▸ **Objective**: Determine the number of lines in the listing below where the string "中华人民共和国粮食安全保障法" occurs; answer with the number alone.

· · ·

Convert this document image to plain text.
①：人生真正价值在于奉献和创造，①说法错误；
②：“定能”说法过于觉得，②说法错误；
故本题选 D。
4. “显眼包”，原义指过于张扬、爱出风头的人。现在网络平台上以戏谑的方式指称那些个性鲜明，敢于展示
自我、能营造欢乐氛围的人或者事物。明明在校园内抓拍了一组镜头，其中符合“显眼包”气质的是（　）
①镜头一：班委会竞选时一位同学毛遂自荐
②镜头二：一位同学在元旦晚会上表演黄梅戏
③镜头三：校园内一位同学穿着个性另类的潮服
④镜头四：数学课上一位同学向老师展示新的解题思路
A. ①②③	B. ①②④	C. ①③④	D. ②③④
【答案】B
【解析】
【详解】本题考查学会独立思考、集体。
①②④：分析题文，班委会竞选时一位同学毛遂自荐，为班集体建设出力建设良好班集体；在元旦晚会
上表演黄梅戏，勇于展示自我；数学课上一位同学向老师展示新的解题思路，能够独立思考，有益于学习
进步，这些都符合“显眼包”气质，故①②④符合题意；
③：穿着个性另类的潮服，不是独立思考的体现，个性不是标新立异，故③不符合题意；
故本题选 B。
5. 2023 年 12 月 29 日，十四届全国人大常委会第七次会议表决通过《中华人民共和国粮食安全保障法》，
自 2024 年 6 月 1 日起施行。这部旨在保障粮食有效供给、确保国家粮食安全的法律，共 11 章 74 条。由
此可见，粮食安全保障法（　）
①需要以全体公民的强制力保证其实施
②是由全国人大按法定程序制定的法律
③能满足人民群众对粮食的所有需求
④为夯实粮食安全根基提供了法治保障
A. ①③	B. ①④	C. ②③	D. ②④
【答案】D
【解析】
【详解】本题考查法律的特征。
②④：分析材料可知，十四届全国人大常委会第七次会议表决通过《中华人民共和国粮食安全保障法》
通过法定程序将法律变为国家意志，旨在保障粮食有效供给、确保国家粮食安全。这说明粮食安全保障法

· · ·

▸ **Answer in full**: 2